--- start Material for this task ---

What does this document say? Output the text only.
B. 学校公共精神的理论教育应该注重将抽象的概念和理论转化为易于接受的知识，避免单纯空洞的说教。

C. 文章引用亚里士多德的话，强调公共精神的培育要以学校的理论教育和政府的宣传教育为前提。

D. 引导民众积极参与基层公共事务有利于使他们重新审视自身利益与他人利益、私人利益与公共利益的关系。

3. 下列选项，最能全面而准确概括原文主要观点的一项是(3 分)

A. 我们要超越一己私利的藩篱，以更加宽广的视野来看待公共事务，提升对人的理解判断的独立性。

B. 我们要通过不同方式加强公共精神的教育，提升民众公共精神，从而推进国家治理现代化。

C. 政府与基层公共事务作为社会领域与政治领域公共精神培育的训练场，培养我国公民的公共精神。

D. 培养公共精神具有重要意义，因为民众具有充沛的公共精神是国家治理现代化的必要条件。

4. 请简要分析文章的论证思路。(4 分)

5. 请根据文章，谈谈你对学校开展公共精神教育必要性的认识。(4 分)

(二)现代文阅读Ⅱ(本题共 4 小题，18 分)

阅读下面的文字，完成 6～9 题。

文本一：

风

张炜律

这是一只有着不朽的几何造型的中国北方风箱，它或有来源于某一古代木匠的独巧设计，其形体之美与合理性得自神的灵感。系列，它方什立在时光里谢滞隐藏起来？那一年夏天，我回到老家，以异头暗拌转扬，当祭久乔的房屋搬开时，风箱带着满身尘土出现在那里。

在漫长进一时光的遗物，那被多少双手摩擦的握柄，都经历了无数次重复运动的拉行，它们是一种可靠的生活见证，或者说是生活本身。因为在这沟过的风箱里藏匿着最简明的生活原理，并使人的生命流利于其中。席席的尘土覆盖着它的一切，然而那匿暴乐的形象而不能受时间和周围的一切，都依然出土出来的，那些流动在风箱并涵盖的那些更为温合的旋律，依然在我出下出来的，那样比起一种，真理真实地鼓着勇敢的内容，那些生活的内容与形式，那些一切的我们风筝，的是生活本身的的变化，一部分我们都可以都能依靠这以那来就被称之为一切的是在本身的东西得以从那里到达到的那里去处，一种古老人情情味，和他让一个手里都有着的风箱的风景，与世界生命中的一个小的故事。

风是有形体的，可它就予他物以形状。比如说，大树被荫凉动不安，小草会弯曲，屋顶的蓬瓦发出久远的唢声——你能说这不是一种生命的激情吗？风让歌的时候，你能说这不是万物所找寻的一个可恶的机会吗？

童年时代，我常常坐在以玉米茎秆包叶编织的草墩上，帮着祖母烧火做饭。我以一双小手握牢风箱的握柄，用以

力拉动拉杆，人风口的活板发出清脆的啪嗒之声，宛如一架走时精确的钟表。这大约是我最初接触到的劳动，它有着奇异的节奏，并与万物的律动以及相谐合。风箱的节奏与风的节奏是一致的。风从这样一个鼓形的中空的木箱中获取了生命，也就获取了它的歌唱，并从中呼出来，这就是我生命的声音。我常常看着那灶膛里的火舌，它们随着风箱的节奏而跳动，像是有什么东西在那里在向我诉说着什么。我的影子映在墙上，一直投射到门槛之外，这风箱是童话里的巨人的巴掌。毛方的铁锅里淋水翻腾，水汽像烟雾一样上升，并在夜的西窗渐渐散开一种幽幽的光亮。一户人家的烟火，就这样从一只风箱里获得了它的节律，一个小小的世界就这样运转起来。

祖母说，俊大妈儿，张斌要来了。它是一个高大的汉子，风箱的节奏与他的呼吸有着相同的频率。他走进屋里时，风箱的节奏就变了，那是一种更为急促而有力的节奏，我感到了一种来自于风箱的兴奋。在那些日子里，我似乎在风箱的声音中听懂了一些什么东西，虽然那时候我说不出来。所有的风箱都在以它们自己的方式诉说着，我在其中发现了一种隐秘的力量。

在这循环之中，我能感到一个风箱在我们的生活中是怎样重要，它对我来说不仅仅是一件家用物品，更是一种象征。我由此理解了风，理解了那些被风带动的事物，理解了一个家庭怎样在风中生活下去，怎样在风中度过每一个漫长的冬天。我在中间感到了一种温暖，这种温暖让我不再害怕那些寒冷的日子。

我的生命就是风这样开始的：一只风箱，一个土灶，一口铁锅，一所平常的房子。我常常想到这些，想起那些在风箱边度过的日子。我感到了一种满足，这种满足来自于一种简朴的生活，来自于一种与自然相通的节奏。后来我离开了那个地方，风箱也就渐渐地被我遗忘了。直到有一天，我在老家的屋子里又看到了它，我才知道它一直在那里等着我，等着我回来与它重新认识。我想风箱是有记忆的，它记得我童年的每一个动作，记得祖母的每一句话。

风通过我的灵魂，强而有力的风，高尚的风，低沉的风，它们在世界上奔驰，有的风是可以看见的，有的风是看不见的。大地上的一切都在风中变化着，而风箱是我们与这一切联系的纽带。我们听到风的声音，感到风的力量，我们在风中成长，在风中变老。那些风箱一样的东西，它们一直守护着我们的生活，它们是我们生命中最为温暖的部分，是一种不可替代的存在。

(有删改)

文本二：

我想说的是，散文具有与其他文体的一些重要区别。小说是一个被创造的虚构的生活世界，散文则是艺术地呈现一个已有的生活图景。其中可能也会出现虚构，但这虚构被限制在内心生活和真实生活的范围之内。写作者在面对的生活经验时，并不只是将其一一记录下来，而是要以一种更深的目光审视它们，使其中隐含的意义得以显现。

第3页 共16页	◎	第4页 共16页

--- end Material for this task ---

Nothing should be left out: return all of the records exactly.

What does this document say? Output the text only.
B. 学校公共精神的理论教育应该注重将抽象的概念和理论转化为易于接受的知识，避免单纯空洞的说教。

C. 文章引用亚里士多德的话，强调公共精神的培育要以学校的理论教育和政府的宣传教育为前提。

D. 引导民众积极参与基层公共事务有利于使他们重新审视自身利益与他人利益、私人利益与公共利益的关系。

3. 下列选项，最能全面而准确概括原文主要观点的一项是(3 分)

A. 我们要超越一己私利的藩篱，以更加宽广的视野来看待公共事务，提升对人的理解判断的独立性。

B. 我们要通过不同方式加强公共精神的教育，提升民众公共精神，从而推进国家治理现代化。

C. 政府与基层公共事务作为社会领域与政治领域公共精神培育的训练场，培养我国公民的公共精神。

D. 培养公共精神具有重要意义，因为民众具有充沛的公共精神是国家治理现代化的必要条件。

4. 请简要分析文章的论证思路。(4 分)

5. 请根据文章，谈谈你对学校开展公共精神教育必要性的认识。(4 分)

(二)现代文阅读Ⅱ(本题共 4 小题，18 分)

阅读下面的文字，完成 6～9 题。

文本一：

风

张炜律

这是一只有着不朽的几何造型的中国北方风箱，它或有来源于某一古代木匠的独巧设计，其形体之美与合理性得自神的灵感。系列，它方什立在时光里谢滞隐藏起来？那一年夏天，我回到老家，以异头暗拌转扬，当祭久乔的房屋搬开时，风箱带着满身尘土出现在那里。

在漫长进一时光的遗物，那被多少双手摩擦的握柄，都经历了无数次重复运动的拉行，它们是一种可靠的生活见证，或者说是生活本身。因为在这沟过的风箱里藏匿着最简明的生活原理，并使人的生命流利于其中。席席的尘土覆盖着它的一切，然而那匿暴乐的形象而不能受时间和周围的一切，都依然出土出来的，那些流动在风箱并涵盖的那些更为温合的旋律，依然在我出下出来的，那样比起一种，真理真实地鼓着勇敢的内容，那些生活的内容与形式，那些一切的我们风筝，的是生活本身的的变化，一部分我们都可以都能依靠这以那来就被称之为一切的是在本身的东西得以从那里到达到的那里去处，一种古老人情情味，和他让一个手里都有着的风箱的风景，与世界生命中的一个小的故事。

风是有形体的，可它就予他物以形状。比如说，大树被荫凉动不安，小草会弯曲，屋顶的蓬瓦发出久远的唢声——你能说这不是一种生命的激情吗？风让歌的时候，你能说这不是万物所找寻的一个可恶的机会吗？

童年时代，我常常坐在以玉米茎秆包叶编织的草墩上，帮着祖母烧火做饭。我以一双小手握牢风箱的握柄，用以

力拉动拉杆，人风口的活板发出清脆的啪嗒之声，宛如一架走时精确的钟表。这大约是我最初接触到的劳动，它有着奇异的节奏，并与万物的律动以及相谐合。风箱的节奏与风的节奏是一致的。风从这样一个鼓形的中空的木箱中获取了生命，也就获取了它的歌唱，并从中呼出来，这就是我生命的声音。我常常看着那灶膛里的火舌，它们随着风箱的节奏而跳动，像是有什么东西在那里在向我诉说着什么。我的影子映在墙上，一直投射到门槛之外，这风箱是童话里的巨人的巴掌。毛方的铁锅里淋水翻腾，水汽像烟雾一样上升，并在夜的西窗渐渐散开一种幽幽的光亮。一户人家的烟火，就这样从一只风箱里获得了它的节律，一个小小的世界就这样运转起来。

祖母说，俊大妈儿，张斌要来了。它是一个高大的汉子，风箱的节奏与他的呼吸有着相同的频率。他走进屋里时，风箱的节奏就变了，那是一种更为急促而有力的节奏，我感到了一种来自于风箱的兴奋。在那些日子里，我似乎在风箱的声音中听懂了一些什么东西，虽然那时候我说不出来。所有的风箱都在以它们自己的方式诉说着，我在其中发现了一种隐秘的力量。

在这循环之中，我能感到一个风箱在我们的生活中是怎样重要，它对我来说不仅仅是一件家用物品，更是一种象征。我由此理解了风，理解了那些被风带动的事物，理解了一个家庭怎样在风中生活下去，怎样在风中度过每一个漫长的冬天。我在中间感到了一种温暖，这种温暖让我不再害怕那些寒冷的日子。

我的生命就是风这样开始的：一只风箱，一个土灶，一口铁锅，一所平常的房子。我常常想到这些，想起那些在风箱边度过的日子。我感到了一种满足，这种满足来自于一种简朴的生活，来自于一种与自然相通的节奏。后来我离开了那个地方，风箱也就渐渐地被我遗忘了。直到有一天，我在老家的屋子里又看到了它，我才知道它一直在那里等着我，等着我回来与它重新认识。我想风箱是有记忆的，它记得我童年的每一个动作，记得祖母的每一句话。

风通过我的灵魂，强而有力的风，高尚的风，低沉的风，它们在世界上奔驰，有的风是可以看见的，有的风是看不见的。大地上的一切都在风中变化着，而风箱是我们与这一切联系的纽带。我们听到风的声音，感到风的力量，我们在风中成长，在风中变老。那些风箱一样的东西，它们一直守护着我们的生活，它们是我们生命中最为温暖的部分，是一种不可替代的存在。

(有删改)

文本二：

我想说的是，散文具有与其他文体的一些重要区别。小说是一个被创造的虚构的生活世界，散文则是艺术地呈现一个已有的生活图景。其中可能也会出现虚构，但这虚构被限制在内心生活和真实生活的范围之内。写作者在面对的生活经验时，并不只是将其一一记录下来，而是要以一种更深的目光审视它们，使其中隐含的意义得以显现。

第3页 共16页	◎	第4页 共16页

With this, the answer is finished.